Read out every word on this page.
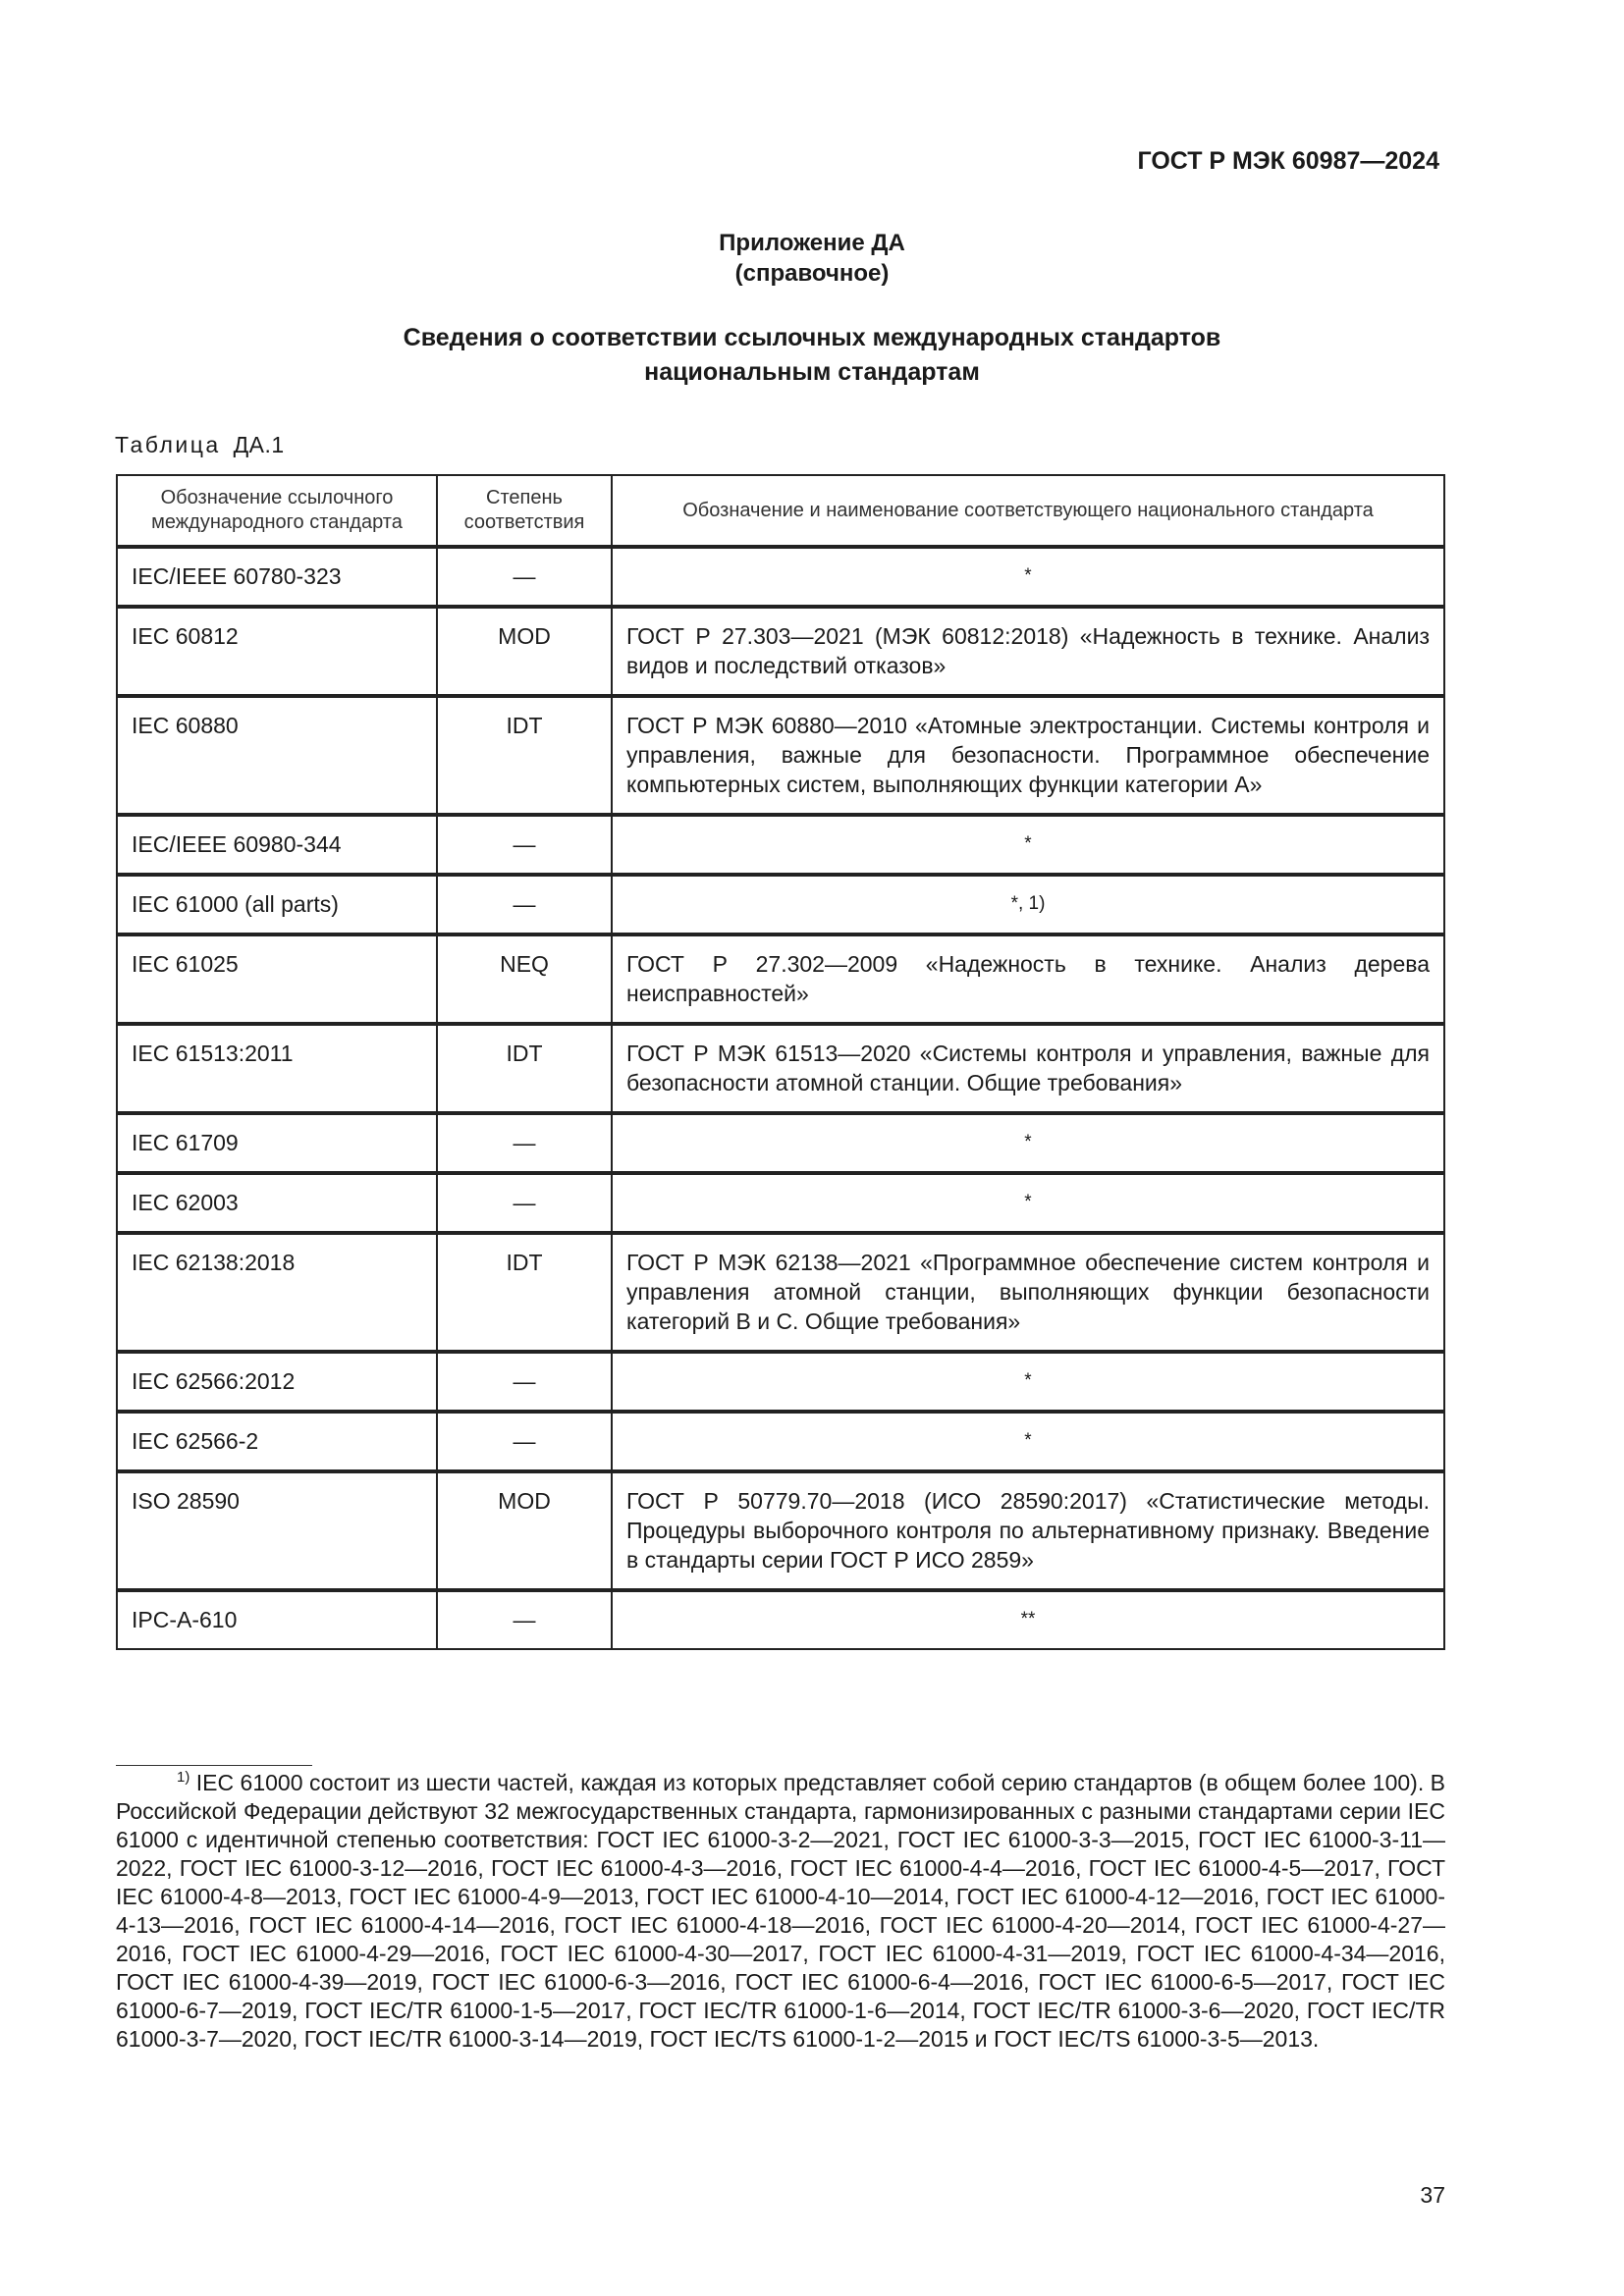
ГОСТ Р МЭК 60987—2024
Приложение ДА
(справочное)
Сведения о соответствии ссылочных международных стандартов
национальным стандартам
Таблица ДА.1
Обозначение ссылочного международного стандарта	Степень соответствия	Обозначение и наименование соответствующего национального стандарта
IEC/IEEE 60780-323	—	*
IEC 60812	MOD	ГОСТ Р 27.303—2021 (МЭК 60812:2018) «Надежность в технике. Анализ видов и последствий отказов»
IEC 60880	IDT	ГОСТ Р МЭК 60880—2010 «Атомные электростанции. Системы контроля и управления, важные для безопасности. Программное обеспечение компьютерных систем, выполняющих функции категории А»
IEC/IEEE 60980-344	—	*
IEC 61000 (all parts)	—	*, 1)
IEC 61025	NEQ	ГОСТ Р 27.302—2009 «Надежность в технике. Анализ дерева неисправностей»
IEC 61513:2011	IDT	ГОСТ Р МЭК 61513—2020 «Системы контроля и управления, важные для безопасности атомной станции. Общие требования»
IEC 61709	—	*
IEC 62003	—	*
IEC 62138:2018	IDT	ГОСТ Р МЭК 62138—2021 «Программное обеспечение систем контроля и управления атомной станции, выполняющих функции безопасности категорий В и С. Общие требования»
IEC 62566:2012	—	*
IEC 62566-2	—	*
ISO 28590	MOD	ГОСТ Р 50779.70—2018 (ИСО 28590:2017) «Статистические методы. Процедуры выборочного контроля по альтернативному признаку. Введение в стандарты серии ГОСТ Р ИСО 2859»
IPC-A-610	—	**
$^{1)}$ IEC 61000 состоит из шести частей, каждая из которых представляет собой серию стандартов (в общем более 100). В Российской Федерации действуют 32 межгосударственных стандарта, гармонизированных с разными стандартами серии IEC 61000 с идентичной степенью соответствия: ГОСТ IEC 61000-3-2—2021, ГОСТ IEC 61000-3-3—2015, ГОСТ IEC 61000-3-11—2022, ГОСТ IEC 61000-3-12—2016, ГОСТ IEC 61000-4-3—2016, ГОСТ IEC 61000-4-4—2016, ГОСТ IEC 61000-4-5—2017, ГОСТ IEC 61000-4-8—2013, ГОСТ IEC 61000-4-9—2013, ГОСТ IEC 61000-4-10—2014, ГОСТ IEC 61000-4-12—2016, ГОСТ IEC 61000-4-13—2016, ГОСТ IEC 61000-4-14—2016, ГОСТ IEC 61000-4-18—2016, ГОСТ IEC 61000-4-20—2014, ГОСТ IEC 61000-4-27—2016, ГОСТ IEC 61000-4-29—2016, ГОСТ IEC 61000-4-30—2017, ГОСТ IEC 61000-4-31—2019, ГОСТ IEC 61000-4-34—2016, ГОСТ IEC 61000-4-39—2019, ГОСТ IEC 61000-6-3—2016, ГОСТ IEC 61000-6-4—2016, ГОСТ IEC 61000-6-5—2017, ГОСТ IEC 61000-6-7—2019, ГОСТ IEC/TR 61000-1-5—2017, ГОСТ IEC/TR 61000-1-6—2014, ГОСТ IEC/TR 61000-3-6—2020, ГОСТ IEC/TR 61000-3-7—2020, ГОСТ IEC/TR 61000-3-14—2019, ГОСТ IEC/TS 61000-1-2—2015 и ГОСТ IEC/TS 61000-3-5—2013.
37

DIRECTIONS FOR THIS TASK>
How many lines of the entries above hold the string "стандартов"? Reply with the number alone.

SOLVED EXERCISE>
2